■ **Supplied data**:
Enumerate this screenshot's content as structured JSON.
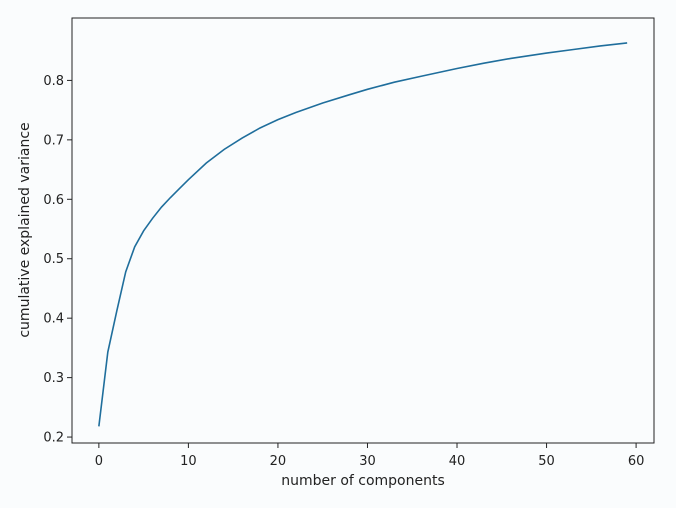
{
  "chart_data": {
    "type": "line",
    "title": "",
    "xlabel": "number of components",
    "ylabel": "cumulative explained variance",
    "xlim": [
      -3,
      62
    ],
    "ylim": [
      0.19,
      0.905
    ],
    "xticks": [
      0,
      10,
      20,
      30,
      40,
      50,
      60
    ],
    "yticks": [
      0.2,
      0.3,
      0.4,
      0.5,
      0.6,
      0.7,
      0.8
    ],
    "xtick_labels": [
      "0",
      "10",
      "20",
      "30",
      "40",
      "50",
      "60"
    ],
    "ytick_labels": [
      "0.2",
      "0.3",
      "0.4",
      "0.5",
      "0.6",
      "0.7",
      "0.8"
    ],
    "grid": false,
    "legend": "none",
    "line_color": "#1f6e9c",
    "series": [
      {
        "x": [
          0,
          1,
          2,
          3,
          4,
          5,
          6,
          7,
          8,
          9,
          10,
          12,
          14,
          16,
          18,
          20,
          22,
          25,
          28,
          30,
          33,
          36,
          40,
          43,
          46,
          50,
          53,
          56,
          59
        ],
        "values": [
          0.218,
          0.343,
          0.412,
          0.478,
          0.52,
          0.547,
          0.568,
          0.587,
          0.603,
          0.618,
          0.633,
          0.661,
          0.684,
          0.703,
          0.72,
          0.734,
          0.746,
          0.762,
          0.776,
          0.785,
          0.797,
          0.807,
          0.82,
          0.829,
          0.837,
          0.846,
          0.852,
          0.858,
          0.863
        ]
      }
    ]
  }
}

* * *

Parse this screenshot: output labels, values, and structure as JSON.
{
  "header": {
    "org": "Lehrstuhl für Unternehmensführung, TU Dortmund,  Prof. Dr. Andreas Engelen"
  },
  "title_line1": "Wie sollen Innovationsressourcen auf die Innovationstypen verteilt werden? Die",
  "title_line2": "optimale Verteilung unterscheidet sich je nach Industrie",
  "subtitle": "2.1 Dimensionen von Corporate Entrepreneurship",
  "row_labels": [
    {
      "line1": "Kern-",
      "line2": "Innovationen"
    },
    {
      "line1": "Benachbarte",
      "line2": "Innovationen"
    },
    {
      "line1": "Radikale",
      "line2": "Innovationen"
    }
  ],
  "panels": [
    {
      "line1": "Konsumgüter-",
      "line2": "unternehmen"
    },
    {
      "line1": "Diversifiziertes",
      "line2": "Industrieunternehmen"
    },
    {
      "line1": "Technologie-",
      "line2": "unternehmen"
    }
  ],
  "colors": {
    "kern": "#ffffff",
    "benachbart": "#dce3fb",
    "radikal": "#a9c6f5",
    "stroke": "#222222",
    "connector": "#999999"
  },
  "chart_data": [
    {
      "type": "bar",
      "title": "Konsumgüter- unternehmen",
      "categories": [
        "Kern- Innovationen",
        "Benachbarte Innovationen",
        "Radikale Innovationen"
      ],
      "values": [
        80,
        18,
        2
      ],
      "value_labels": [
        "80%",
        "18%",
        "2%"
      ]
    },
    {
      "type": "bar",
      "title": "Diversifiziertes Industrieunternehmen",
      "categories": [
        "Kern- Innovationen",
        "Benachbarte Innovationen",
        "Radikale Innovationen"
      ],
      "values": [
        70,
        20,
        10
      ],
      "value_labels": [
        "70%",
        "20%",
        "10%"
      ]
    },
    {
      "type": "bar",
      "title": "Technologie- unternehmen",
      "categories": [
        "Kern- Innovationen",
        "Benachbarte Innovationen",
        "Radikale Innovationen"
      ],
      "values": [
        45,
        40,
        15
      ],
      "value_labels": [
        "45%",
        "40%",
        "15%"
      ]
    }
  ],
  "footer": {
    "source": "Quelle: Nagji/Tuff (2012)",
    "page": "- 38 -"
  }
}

--

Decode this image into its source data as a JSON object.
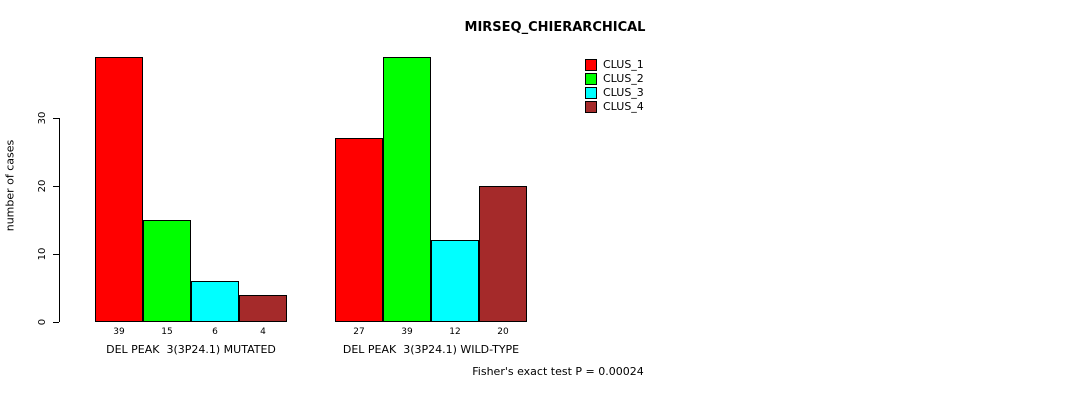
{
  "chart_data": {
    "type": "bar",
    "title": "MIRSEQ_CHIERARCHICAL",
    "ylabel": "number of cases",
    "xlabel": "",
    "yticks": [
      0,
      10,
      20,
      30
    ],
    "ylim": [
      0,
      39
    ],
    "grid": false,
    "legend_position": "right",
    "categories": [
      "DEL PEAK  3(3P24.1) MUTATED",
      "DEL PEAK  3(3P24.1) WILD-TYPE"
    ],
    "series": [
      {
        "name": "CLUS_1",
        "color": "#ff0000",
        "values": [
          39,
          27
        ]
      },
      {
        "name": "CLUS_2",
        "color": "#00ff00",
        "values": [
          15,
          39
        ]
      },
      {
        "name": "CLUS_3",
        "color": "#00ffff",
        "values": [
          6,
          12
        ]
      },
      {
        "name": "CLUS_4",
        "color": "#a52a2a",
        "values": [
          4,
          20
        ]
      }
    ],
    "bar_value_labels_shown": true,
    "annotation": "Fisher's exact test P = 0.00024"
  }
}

■ **Task description**: Among the lines of the material, find those that hold the word "number" and copy them.

■ **Exercise answer**:
    "xlabel": "number of components",
    "ylabel": "number of cases",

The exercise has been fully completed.